ESERCIZIO:
Trascrivi fedelmente, dal testo sulla burocrazia, tutto il passo che va da "La burocrazia potrebbe" giù fino a "capacità di intrapresa.".

TESTO PROPOSTO:
La burocrazia potrebbe essere vista come il debito pubblico, nella contrapposizione sintetizzata la scorsa estate da Mario Draghi al meeting di Rimini. Così come c’è un debito pubblico buono – “se utilizzato a fini produttivi, a esempio investimenti nel capitale umano, nelle infrastrutture cruciali per la produzione, nella ricerca” – che si contrappone a un debito pubblico cattivo – quello che viene “utilizzato per fini improduttivi”, quindi insostenibile – così potremmo dire che c’è una burocrazia buona e una burocrazia cattiva. La prima aiuta imprese e cittadini nella loro produttività economica e sociale, la seconda frena, blocca, inibisce l’operosità e la capacità di intrapresa.

Non sono mai stato tra quelli che hanno amato buttare la croce sulla burocrazia tout court. Di più. Non mi appassiona l’insulto alla burocrazia e ai burocrati del nostro Paese. Non solo perché ho avuto il piacere e l’onore di servire per anni il più grande ente pubblico del Paese, e ho visto e conosciuto migliaia di efficienti lavoratori e dirigenti. Anche qualche pecora nera? Come in ogni azienda, pubblica o privata. E lo posso dire serenamente, anche perché ho avuto e ho la ventura di frequentare molte efficienti imprese private.

In una recente intervista Sabino Cassese faceva notare che “a partire dai capi dei governi, si disprezza la burocrazia, alla quale si fanno risalire tutte le colpe dello Stato”. Ma quasi sempre a torto. Nel suo ultimo libro, il padre dei costituzionalisti italiani rammenta quello che scriveva Francesco Saverio Nitti: “I ministri che hanno per abitudine di far cadere tutte le responsabilità sulla burocrazia dan prova della propria incapacità. Nei tempi normali un vero capo trova sempre modo di utilizzare i suoi dipendenti. E se proprio i suoi dipendenti sono incapaci, trova il modo di eliminarli”. Conclusione di Cassese che umilmente sottoscrivo: “La burocrazia italiana ha molte responsabilità, ma molte altre sono del corpo politico, sia perché i legislatori esondano, sia perché i governi lottizzano”.

Anche un grande consulente d’impresa come Roger Abravanel, nel suo ultimo libro dedicato al “governo dei migliori” – che si basa su merito, mercato e concorrenza – vede nella burocrazia italiana un grande ostacolo all’affermazione del merito, ma, come fa notare Ferruccio De Bortoli, Abravanel non ama “la retorica dei ‘fannulloni’. Meglio incentivare chi fa bene e ha la soddisfazione personale di un ‘lavoro ben fatto’ contro il quale rema lo strapotere giudiziario, troppo autoreferenziale”.

ESTRATTO DEI DATI:
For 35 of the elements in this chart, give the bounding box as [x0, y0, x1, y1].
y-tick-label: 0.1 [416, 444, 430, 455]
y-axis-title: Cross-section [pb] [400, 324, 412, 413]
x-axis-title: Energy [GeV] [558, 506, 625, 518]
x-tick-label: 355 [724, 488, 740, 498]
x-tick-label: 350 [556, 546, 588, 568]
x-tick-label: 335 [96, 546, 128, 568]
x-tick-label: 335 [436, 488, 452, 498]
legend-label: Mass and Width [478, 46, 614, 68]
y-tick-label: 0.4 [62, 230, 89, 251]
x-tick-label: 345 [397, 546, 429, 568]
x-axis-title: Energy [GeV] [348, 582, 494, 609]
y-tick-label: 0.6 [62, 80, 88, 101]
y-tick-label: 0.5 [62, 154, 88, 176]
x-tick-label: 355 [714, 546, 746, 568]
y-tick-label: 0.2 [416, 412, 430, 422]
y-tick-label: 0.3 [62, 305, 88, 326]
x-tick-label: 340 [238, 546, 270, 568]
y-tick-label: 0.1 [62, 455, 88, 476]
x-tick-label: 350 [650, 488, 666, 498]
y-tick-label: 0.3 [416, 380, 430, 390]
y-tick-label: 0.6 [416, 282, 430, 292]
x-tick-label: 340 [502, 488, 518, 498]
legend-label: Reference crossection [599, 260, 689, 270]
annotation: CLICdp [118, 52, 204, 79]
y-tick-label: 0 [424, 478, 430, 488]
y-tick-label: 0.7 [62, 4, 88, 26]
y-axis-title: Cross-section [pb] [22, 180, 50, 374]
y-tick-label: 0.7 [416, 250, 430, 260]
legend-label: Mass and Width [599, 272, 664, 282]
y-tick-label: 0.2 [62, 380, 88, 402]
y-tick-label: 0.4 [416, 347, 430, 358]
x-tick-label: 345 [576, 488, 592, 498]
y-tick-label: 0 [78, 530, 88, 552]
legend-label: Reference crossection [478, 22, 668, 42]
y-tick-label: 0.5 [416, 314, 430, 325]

RISPOSTA CORRETTA:
La burocrazia potrebbe essere vista come il debito pubblico, nella contrapposizione sintetizzata la scorsa estate da Mario Draghi al meeting di Rimini. Così come c’è un debito pubblico buono – “se utilizzato a fini produttivi, a esempio investimenti nel capitale umano, nelle infrastrutture cruciali per la produzione, nella ricerca” – che si contrappone a un debito pubblico cattivo – quello che viene “utilizzato per fini improduttivi”, quindi insostenibile – così potremmo dire che c’è una burocrazia buona e una burocrazia cattiva. La prima aiuta imprese e cittadini nella loro produttività economica e sociale, la seconda frena, blocca, inibisce l’operosità e la capacità di intrapresa.